> WHAT IS REQUIRED
For the records below, give the count of lines holding the word "vivo" and nothing more.
###
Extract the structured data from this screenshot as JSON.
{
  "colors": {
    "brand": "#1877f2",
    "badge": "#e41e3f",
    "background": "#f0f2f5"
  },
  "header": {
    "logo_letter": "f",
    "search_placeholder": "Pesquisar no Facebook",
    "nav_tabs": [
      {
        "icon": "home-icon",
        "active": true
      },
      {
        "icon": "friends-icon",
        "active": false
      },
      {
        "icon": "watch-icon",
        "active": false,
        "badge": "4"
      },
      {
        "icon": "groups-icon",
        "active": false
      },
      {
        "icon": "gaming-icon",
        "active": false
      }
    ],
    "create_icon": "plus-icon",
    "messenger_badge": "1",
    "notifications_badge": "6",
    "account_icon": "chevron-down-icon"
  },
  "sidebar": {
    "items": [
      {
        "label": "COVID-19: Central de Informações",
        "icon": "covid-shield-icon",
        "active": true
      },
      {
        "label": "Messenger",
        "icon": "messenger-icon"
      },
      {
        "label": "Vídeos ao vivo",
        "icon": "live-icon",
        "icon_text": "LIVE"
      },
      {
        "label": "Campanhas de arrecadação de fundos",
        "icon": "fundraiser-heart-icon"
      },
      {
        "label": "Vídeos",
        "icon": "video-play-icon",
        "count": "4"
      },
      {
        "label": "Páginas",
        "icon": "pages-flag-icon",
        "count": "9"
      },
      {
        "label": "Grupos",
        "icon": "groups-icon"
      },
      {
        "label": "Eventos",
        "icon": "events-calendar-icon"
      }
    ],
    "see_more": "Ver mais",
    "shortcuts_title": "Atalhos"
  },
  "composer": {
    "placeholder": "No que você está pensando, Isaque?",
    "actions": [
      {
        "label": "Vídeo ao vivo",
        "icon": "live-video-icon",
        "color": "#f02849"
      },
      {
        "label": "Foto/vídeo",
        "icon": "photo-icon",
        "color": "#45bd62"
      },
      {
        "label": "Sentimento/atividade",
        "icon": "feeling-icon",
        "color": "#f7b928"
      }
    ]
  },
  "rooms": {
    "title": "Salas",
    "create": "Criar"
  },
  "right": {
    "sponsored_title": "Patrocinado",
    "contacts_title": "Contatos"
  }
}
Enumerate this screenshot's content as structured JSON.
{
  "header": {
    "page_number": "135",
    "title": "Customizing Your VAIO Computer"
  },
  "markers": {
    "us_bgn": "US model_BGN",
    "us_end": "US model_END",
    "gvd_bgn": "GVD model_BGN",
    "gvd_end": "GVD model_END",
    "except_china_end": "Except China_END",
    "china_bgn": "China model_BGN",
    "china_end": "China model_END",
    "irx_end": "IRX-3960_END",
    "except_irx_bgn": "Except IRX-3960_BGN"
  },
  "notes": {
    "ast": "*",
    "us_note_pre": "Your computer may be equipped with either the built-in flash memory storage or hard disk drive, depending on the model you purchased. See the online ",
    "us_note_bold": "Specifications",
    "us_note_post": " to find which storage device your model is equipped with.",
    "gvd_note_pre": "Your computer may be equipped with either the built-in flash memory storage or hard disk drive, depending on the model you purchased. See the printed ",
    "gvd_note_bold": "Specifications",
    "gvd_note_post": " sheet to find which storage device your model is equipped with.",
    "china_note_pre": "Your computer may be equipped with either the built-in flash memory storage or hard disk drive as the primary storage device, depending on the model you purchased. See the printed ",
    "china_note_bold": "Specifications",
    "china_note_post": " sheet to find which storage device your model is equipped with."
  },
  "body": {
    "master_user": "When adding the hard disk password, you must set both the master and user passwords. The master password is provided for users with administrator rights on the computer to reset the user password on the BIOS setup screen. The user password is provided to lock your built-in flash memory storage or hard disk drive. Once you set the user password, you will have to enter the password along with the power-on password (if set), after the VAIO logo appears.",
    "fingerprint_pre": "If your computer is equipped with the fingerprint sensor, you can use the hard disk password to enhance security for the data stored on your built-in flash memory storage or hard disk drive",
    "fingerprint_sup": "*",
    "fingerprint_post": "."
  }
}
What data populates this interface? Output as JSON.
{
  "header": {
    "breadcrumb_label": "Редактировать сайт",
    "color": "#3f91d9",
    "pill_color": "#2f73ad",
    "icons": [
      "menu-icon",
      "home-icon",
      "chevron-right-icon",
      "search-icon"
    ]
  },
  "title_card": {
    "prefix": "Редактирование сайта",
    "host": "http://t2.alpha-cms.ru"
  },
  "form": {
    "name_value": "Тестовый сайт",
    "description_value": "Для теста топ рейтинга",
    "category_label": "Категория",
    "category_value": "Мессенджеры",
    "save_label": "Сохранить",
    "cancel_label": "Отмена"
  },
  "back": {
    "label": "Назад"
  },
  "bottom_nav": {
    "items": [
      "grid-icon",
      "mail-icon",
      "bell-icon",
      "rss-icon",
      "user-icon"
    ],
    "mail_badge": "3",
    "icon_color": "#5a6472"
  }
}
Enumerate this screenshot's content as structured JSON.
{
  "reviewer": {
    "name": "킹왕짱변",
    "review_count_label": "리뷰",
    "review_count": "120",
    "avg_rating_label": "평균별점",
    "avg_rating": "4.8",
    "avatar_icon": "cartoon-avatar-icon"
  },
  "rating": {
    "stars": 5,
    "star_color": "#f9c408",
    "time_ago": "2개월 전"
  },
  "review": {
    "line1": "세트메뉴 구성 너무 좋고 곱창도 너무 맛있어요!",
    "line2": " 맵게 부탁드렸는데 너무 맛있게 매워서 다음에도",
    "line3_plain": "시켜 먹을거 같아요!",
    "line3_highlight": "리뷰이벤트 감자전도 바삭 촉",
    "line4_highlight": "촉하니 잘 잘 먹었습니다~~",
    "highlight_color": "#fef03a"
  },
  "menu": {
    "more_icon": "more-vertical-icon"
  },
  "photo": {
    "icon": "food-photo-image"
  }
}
###
> FINISHED EXERCISE
2